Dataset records
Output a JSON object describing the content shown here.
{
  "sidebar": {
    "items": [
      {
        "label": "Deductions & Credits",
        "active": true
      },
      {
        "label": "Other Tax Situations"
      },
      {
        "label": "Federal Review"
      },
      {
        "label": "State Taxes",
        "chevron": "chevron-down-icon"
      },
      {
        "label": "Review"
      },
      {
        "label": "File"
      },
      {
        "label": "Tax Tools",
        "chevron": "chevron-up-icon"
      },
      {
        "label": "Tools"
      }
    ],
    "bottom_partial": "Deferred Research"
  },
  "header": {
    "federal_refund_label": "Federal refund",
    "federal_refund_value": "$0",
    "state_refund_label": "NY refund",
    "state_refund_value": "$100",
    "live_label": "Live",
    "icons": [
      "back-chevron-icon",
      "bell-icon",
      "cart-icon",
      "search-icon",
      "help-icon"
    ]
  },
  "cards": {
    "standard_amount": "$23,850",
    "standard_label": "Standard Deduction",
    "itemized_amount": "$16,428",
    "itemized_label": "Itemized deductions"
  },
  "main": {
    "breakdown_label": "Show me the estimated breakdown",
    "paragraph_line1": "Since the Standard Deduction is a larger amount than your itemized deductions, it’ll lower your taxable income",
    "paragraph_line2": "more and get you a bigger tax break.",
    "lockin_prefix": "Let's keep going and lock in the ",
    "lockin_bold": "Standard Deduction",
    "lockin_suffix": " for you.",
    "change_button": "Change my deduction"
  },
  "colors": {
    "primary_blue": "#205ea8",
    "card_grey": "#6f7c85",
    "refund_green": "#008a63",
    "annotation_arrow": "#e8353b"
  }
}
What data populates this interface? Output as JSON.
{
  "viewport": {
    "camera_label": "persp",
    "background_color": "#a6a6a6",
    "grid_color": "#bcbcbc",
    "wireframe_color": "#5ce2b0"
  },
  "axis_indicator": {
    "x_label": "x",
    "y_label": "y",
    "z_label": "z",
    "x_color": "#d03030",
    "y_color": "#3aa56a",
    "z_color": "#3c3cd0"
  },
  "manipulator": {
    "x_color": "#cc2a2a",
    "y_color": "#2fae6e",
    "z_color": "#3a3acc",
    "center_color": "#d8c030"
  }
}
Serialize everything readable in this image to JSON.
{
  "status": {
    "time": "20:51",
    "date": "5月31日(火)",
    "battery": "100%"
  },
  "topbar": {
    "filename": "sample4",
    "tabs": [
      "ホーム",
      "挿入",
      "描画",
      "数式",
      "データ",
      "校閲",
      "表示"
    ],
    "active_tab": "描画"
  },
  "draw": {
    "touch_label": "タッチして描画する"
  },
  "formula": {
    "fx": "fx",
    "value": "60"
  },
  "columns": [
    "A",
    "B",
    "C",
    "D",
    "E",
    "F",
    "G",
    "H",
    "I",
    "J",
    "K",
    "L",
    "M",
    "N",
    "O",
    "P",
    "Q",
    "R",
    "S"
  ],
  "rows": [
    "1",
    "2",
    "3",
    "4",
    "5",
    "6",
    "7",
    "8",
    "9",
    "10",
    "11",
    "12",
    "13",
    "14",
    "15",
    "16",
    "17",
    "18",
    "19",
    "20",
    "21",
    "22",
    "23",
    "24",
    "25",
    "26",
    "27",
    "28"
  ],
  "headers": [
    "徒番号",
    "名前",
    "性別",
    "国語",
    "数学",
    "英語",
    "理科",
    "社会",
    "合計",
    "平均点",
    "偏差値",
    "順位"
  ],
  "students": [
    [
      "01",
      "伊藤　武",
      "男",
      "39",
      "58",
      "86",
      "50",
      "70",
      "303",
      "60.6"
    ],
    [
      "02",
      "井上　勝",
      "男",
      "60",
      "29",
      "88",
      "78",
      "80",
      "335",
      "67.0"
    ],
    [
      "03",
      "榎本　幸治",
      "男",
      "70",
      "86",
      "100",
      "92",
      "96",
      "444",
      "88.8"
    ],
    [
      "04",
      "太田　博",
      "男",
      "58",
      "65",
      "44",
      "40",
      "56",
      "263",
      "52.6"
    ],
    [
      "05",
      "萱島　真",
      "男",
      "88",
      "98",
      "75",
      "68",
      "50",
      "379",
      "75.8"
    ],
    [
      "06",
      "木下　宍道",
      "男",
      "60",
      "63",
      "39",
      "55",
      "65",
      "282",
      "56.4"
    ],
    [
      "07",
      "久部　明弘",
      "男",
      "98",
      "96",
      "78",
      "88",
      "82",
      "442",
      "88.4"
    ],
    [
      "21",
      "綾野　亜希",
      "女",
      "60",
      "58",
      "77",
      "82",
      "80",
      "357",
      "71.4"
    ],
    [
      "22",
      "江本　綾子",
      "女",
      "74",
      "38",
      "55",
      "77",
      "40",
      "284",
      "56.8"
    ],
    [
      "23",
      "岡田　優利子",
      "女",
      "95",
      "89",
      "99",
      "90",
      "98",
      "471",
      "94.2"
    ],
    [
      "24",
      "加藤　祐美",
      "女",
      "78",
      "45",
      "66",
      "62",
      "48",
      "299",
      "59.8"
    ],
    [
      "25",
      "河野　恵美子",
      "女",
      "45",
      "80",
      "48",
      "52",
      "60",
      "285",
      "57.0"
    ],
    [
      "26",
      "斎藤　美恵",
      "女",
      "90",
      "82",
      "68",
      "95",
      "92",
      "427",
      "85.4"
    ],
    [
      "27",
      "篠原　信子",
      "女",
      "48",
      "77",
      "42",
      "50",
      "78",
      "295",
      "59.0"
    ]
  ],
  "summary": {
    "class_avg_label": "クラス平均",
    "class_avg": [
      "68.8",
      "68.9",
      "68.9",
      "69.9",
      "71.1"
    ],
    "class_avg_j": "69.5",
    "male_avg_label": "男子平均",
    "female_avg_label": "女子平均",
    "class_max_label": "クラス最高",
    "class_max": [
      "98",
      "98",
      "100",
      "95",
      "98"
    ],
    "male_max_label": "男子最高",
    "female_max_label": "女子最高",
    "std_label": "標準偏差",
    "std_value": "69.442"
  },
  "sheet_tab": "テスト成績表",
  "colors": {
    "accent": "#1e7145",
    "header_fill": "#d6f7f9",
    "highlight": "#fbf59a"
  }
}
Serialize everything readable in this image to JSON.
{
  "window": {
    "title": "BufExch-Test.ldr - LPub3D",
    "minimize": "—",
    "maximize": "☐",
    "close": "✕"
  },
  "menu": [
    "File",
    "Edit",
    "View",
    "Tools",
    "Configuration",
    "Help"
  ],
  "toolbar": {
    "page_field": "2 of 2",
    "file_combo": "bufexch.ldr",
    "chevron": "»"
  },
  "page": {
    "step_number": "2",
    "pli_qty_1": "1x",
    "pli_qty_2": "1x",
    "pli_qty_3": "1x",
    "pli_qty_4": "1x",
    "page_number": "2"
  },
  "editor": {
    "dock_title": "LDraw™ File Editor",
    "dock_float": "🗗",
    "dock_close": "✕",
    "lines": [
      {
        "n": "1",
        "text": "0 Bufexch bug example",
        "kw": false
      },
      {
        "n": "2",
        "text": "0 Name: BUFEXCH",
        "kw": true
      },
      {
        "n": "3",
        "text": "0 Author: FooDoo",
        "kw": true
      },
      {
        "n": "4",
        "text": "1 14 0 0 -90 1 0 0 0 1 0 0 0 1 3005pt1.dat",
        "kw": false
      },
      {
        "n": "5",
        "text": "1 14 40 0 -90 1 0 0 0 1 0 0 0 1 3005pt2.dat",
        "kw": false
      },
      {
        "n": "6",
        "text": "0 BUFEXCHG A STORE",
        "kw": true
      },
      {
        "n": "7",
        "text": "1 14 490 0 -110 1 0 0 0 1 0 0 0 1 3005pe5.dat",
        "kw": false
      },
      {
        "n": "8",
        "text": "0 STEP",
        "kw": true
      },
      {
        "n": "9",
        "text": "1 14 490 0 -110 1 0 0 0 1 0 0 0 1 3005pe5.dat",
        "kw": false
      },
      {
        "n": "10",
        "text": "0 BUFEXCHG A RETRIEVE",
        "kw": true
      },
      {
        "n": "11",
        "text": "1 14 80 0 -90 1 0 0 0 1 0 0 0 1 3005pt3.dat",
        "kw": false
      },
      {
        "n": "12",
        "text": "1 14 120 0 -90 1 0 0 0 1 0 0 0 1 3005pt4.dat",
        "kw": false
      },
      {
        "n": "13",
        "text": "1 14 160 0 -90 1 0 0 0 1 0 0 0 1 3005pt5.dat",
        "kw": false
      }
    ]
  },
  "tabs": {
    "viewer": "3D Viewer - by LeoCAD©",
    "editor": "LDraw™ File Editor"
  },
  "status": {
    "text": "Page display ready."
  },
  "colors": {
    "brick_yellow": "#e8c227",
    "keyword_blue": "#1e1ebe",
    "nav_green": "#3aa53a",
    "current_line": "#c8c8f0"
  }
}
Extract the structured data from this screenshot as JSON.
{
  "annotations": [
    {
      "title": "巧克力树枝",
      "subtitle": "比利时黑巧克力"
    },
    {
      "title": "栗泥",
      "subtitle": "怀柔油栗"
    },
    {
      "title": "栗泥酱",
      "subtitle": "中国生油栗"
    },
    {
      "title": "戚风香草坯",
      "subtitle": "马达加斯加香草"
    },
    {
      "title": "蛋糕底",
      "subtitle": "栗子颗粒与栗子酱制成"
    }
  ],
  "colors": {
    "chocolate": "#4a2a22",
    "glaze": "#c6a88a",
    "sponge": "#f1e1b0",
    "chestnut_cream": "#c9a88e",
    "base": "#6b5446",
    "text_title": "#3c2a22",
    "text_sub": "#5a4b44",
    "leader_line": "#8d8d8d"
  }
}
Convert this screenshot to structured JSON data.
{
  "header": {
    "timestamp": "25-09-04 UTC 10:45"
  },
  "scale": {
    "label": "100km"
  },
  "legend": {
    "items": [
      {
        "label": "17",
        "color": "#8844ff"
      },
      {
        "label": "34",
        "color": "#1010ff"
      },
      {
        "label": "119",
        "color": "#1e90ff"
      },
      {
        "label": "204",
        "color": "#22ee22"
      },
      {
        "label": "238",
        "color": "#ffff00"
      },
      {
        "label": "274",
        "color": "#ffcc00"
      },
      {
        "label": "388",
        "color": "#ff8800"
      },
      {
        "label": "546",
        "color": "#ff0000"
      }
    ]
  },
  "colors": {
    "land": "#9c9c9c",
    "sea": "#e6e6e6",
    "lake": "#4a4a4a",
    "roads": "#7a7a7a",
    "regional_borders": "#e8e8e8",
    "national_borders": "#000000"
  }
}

Description of the task:
Filter the listing for the word "BUFEXCHG" and copy every line that holds it.

Worked solution:
        "text": "0 BUFEXCHG A STORE",
        "text": "0 BUFEXCHG A RETRIEVE",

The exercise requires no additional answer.